- [Task to carry out]:
Repeat the listing in full, preserving every character.
# START OF Dataset excerpts
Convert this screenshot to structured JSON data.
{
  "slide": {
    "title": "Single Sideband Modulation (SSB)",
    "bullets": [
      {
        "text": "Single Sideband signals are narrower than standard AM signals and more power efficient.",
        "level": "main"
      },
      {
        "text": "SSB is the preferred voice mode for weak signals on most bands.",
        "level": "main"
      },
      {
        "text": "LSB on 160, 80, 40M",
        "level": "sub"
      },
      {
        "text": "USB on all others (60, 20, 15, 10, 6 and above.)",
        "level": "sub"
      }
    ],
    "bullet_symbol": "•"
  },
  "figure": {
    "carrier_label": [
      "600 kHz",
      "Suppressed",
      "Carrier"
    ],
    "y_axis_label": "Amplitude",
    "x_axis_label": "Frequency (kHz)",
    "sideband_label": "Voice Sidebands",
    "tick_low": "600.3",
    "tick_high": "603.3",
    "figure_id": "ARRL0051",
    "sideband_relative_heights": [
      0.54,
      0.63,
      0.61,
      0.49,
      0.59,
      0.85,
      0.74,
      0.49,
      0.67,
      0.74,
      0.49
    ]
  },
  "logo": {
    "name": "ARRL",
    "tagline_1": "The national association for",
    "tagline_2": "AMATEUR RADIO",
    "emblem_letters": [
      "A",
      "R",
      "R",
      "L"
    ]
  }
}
# END OF Dataset excerpts
- [Solution for this exercise]:
Convert this screenshot to structured JSON data.
{
  "slide": {
    "title": "Single Sideband Modulation (SSB)",
    "bullets": [
      {
        "text": "Single Sideband signals are narrower than standard AM signals and more power efficient.",
        "level": "main"
      },
      {
        "text": "SSB is the preferred voice mode for weak signals on most bands.",
        "level": "main"
      },
      {
        "text": "LSB on 160, 80, 40M",
        "level": "sub"
      },
      {
        "text": "USB on all others (60, 20, 15, 10, 6 and above.)",
        "level": "sub"
      }
    ],
    "bullet_symbol": "•"
  },
  "figure": {
    "carrier_label": [
      "600 kHz",
      "Suppressed",
      "Carrier"
    ],
    "y_axis_label": "Amplitude",
    "x_axis_label": "Frequency (kHz)",
    "sideband_label": "Voice Sidebands",
    "tick_low": "600.3",
    "tick_high": "603.3",
    "figure_id": "ARRL0051",
    "sideband_relative_heights": [
      0.54,
      0.63,
      0.61,
      0.49,
      0.59,
      0.85,
      0.74,
      0.49,
      0.67,
      0.74,
      0.49
    ]
  },
  "logo": {
    "name": "ARRL",
    "tagline_1": "The national association for",
    "tagline_2": "AMATEUR RADIO",
    "emblem_letters": [
      "A",
      "R",
      "R",
      "L"
    ]
  }
}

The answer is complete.